→ GIVEN DATA:

^^^^^^^^

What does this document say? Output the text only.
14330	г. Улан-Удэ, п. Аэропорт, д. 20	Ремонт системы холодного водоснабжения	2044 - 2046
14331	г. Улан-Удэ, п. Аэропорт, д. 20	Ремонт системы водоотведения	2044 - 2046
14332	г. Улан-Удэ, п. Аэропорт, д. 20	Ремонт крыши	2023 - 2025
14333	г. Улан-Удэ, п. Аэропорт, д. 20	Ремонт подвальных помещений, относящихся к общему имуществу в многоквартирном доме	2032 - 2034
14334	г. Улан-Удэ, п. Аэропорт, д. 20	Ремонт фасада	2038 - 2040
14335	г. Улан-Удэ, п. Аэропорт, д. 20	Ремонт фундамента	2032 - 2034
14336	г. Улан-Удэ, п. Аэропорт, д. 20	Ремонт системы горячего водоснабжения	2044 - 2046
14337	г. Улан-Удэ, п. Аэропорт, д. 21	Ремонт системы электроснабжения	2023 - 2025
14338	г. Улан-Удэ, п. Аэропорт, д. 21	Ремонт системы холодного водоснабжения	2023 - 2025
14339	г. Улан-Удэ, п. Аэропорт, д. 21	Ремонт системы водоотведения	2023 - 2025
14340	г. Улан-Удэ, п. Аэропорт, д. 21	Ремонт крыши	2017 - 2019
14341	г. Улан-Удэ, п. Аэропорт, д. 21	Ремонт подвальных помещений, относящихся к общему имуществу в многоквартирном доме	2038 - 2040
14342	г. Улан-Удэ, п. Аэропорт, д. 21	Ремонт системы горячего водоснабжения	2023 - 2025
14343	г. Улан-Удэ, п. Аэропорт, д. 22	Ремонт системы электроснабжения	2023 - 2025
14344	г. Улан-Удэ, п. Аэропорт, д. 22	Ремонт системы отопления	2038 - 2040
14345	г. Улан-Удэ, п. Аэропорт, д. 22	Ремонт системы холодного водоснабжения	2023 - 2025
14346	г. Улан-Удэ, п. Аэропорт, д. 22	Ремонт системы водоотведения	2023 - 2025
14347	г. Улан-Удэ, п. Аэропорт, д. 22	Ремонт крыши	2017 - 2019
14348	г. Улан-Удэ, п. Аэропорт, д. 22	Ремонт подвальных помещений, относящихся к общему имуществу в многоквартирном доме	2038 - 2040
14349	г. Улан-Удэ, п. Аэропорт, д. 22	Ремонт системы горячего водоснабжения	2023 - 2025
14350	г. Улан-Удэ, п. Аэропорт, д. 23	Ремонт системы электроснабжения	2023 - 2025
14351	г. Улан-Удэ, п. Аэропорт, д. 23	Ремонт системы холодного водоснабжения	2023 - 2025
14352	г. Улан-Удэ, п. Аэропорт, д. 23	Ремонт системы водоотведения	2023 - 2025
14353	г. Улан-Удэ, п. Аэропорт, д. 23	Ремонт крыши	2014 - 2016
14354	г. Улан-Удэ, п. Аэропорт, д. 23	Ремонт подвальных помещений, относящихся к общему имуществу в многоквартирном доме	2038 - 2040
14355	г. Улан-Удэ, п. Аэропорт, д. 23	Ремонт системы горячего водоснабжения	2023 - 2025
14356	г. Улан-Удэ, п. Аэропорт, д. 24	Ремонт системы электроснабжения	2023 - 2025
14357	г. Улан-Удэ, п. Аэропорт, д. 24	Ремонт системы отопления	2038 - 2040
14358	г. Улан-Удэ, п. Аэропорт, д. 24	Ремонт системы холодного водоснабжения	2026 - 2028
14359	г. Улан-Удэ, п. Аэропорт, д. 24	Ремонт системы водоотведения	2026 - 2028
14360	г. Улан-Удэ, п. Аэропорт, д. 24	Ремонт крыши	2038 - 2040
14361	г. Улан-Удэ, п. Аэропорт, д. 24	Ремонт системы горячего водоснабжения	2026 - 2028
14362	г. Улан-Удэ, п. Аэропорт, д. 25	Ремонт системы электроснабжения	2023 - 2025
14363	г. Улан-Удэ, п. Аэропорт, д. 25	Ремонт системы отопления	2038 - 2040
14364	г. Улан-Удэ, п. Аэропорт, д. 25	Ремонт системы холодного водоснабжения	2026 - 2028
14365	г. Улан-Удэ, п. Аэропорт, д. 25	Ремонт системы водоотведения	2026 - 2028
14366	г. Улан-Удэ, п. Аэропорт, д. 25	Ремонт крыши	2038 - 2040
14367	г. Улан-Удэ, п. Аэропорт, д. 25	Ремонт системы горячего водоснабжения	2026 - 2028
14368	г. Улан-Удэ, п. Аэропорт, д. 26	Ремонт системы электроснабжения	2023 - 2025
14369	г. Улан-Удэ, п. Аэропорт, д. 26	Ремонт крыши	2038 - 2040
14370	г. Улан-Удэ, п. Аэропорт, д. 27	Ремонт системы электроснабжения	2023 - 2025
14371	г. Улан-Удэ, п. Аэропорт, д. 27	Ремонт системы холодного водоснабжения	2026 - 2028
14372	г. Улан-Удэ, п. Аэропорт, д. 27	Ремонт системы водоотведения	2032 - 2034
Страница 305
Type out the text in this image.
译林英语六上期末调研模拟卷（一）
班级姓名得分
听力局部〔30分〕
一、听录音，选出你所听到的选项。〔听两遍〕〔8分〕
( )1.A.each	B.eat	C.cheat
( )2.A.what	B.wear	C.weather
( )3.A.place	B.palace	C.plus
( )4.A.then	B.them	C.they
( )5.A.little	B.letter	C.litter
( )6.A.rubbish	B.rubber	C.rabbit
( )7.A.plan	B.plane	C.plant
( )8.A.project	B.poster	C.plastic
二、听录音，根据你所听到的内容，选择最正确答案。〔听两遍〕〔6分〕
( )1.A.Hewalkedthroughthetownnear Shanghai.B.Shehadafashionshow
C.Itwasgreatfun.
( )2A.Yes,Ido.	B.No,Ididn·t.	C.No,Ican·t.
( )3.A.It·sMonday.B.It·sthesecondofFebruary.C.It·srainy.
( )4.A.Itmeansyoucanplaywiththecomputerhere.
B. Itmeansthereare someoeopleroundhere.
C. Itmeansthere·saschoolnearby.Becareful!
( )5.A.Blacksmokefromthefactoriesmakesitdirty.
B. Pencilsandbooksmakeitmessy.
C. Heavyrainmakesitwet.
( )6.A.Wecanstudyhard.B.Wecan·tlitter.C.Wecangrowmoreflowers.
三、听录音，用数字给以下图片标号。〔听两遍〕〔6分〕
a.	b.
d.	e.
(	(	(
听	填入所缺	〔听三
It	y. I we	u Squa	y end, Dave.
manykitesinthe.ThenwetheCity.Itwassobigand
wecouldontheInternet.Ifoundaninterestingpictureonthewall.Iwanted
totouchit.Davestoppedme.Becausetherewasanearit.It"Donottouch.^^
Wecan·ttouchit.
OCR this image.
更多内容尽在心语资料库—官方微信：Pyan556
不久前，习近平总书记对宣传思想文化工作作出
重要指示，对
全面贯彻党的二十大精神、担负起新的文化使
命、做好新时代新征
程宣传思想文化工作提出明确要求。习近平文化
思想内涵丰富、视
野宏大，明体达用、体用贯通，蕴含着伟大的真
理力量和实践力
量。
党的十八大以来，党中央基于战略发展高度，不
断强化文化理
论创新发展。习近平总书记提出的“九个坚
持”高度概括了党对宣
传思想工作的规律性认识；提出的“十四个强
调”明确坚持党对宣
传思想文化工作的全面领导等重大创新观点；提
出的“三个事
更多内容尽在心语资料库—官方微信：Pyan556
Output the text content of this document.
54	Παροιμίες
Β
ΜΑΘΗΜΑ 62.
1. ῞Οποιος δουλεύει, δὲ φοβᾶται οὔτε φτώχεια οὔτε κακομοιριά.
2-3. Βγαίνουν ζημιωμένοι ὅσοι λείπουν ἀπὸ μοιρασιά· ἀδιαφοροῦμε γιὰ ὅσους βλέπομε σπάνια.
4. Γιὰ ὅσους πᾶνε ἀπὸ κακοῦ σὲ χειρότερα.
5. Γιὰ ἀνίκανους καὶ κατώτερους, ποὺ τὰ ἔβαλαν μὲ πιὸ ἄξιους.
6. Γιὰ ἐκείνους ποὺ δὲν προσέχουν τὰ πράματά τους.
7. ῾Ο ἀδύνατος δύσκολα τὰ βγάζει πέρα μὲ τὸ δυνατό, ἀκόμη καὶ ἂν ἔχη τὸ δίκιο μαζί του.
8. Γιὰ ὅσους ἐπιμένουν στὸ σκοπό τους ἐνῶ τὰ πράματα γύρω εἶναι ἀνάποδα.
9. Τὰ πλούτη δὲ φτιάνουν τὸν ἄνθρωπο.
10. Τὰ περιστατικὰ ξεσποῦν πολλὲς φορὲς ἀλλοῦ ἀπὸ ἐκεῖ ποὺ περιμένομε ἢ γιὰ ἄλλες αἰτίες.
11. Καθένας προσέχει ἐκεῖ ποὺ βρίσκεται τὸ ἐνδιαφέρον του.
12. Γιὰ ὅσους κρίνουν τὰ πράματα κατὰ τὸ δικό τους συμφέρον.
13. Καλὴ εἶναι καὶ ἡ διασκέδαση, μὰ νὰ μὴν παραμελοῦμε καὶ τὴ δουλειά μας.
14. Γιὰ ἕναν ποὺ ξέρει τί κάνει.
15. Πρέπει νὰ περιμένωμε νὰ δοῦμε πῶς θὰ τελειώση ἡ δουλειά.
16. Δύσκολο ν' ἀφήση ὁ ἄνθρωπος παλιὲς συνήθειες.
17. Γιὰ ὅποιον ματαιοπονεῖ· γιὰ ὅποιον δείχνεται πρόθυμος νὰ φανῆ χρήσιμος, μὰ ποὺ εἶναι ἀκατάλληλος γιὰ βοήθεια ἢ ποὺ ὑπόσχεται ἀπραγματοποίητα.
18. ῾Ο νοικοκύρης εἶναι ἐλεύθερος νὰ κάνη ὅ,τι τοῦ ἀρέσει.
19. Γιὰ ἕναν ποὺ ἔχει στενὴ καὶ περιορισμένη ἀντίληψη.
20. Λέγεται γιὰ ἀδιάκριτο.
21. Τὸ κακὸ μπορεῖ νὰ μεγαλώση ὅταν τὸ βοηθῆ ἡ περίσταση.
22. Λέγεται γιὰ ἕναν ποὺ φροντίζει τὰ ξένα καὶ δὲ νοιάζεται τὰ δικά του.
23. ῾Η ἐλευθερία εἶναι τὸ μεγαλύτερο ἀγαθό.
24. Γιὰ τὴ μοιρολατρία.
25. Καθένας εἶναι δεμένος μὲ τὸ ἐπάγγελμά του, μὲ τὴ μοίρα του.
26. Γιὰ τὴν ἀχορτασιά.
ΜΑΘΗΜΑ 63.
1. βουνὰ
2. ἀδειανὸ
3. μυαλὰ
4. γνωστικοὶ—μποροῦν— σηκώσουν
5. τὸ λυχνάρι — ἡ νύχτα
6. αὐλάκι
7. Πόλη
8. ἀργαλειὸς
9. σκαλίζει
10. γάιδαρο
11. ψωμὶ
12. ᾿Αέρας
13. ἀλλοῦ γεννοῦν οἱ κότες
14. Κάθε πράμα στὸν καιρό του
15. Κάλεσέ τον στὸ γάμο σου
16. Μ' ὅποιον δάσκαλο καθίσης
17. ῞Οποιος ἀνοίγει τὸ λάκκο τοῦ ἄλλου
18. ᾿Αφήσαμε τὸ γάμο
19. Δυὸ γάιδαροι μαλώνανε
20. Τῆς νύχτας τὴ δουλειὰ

^^^^^^^^

→ JOB:
Select and copy every line of the listing with the word "τους".

→ EXERCISE ANSWER:
6. Γιὰ ἐκείνους ποὺ δὲν προσέχουν τὰ πράματά τους.
8. Γιὰ ὅσους ἐπιμένουν στὸ σκοπό τους ἐνῶ τὰ πράματα γύρω εἶναι ἀνάποδα.
12. Γιὰ ὅσους κρίνουν τὰ πράματα κατὰ τὸ δικό τους συμφέρον.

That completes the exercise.